[Figure record extracts]
+ + + +
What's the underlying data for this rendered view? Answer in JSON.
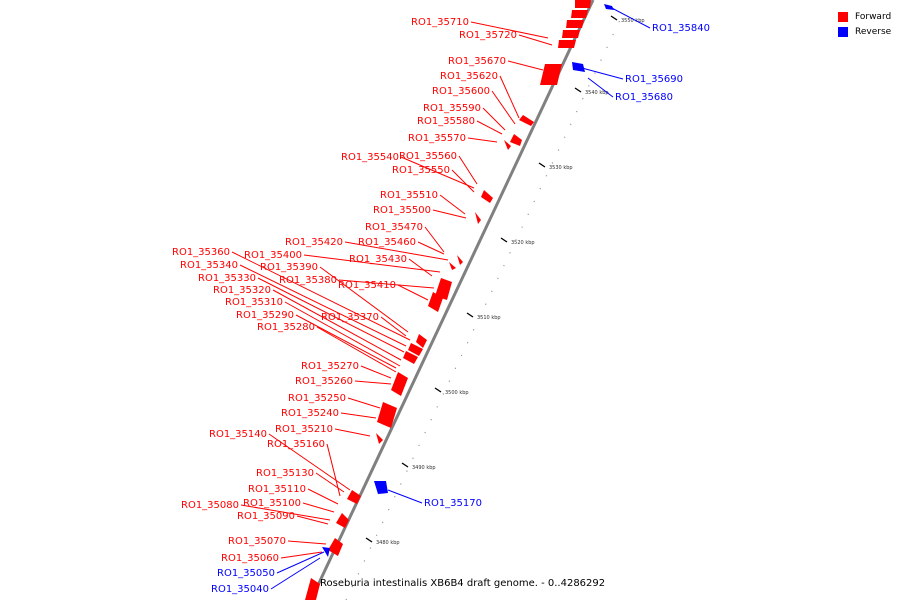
{
  "colors": {
    "forward": "#ff0000",
    "reverse": "#0000ff",
    "axis": "#808080",
    "tick": "#000000"
  },
  "legend": [
    {
      "label": "Forward",
      "color": "#ff0000"
    },
    {
      "label": "Reverse",
      "color": "#0000ff"
    }
  ],
  "caption": "Roseburia intestinalis XB6B4 draft genome. - 0..4286292",
  "ticks": [
    "3480 kbp",
    "3490 kbp",
    "3500 kbp",
    "3510 kbp",
    "3520 kbp",
    "3530 kbp",
    "3540 kbp",
    "3550 kbp"
  ],
  "labels": {
    "forward": [
      "RO1_35710",
      "RO1_35720",
      "RO1_35670",
      "RO1_35620",
      "RO1_35600",
      "RO1_35590",
      "RO1_35580",
      "RO1_35570",
      "RO1_35540",
      "RO1_35560",
      "RO1_35550",
      "RO1_35510",
      "RO1_35500",
      "RO1_35470",
      "RO1_35420",
      "RO1_35460",
      "RO1_35360",
      "RO1_35400",
      "RO1_35340",
      "RO1_35390",
      "RO1_35330",
      "RO1_35380",
      "RO1_35320",
      "RO1_35410",
      "RO1_35310",
      "RO1_35290",
      "RO1_35370",
      "RO1_35280",
      "RO1_35270",
      "RO1_35260",
      "RO1_35250",
      "RO1_35240",
      "RO1_35210",
      "RO1_35140",
      "RO1_35160",
      "RO1_35430",
      "RO1_35130",
      "RO1_35110",
      "RO1_35100",
      "RO1_35080",
      "RO1_35090",
      "RO1_35070",
      "RO1_35060"
    ],
    "reverse": [
      "RO1_35840",
      "RO1_35690",
      "RO1_35680",
      "RO1_35170",
      "RO1_35050",
      "RO1_35040"
    ]
  }
}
+ + + +
What to produce
The entries above, every one of them, should be retyped exactly, with no pictures carried over.

Task answer
What's the underlying data for this rendered view? Answer in JSON.
{
  "colors": {
    "forward": "#ff0000",
    "reverse": "#0000ff",
    "axis": "#808080",
    "tick": "#000000"
  },
  "legend": [
    {
      "label": "Forward",
      "color": "#ff0000"
    },
    {
      "label": "Reverse",
      "color": "#0000ff"
    }
  ],
  "caption": "Roseburia intestinalis XB6B4 draft genome. - 0..4286292",
  "ticks": [
    "3480 kbp",
    "3490 kbp",
    "3500 kbp",
    "3510 kbp",
    "3520 kbp",
    "3530 kbp",
    "3540 kbp",
    "3550 kbp"
  ],
  "labels": {
    "forward": [
      "RO1_35710",
      "RO1_35720",
      "RO1_35670",
      "RO1_35620",
      "RO1_35600",
      "RO1_35590",
      "RO1_35580",
      "RO1_35570",
      "RO1_35540",
      "RO1_35560",
      "RO1_35550",
      "RO1_35510",
      "RO1_35500",
      "RO1_35470",
      "RO1_35420",
      "RO1_35460",
      "RO1_35360",
      "RO1_35400",
      "RO1_35340",
      "RO1_35390",
      "RO1_35330",
      "RO1_35380",
      "RO1_35320",
      "RO1_35410",
      "RO1_35310",
      "RO1_35290",
      "RO1_35370",
      "RO1_35280",
      "RO1_35270",
      "RO1_35260",
      "RO1_35250",
      "RO1_35240",
      "RO1_35210",
      "RO1_35140",
      "RO1_35160",
      "RO1_35430",
      "RO1_35130",
      "RO1_35110",
      "RO1_35100",
      "RO1_35080",
      "RO1_35090",
      "RO1_35070",
      "RO1_35060"
    ],
    "reverse": [
      "RO1_35840",
      "RO1_35690",
      "RO1_35680",
      "RO1_35170",
      "RO1_35050",
      "RO1_35040"
    ]
  }
}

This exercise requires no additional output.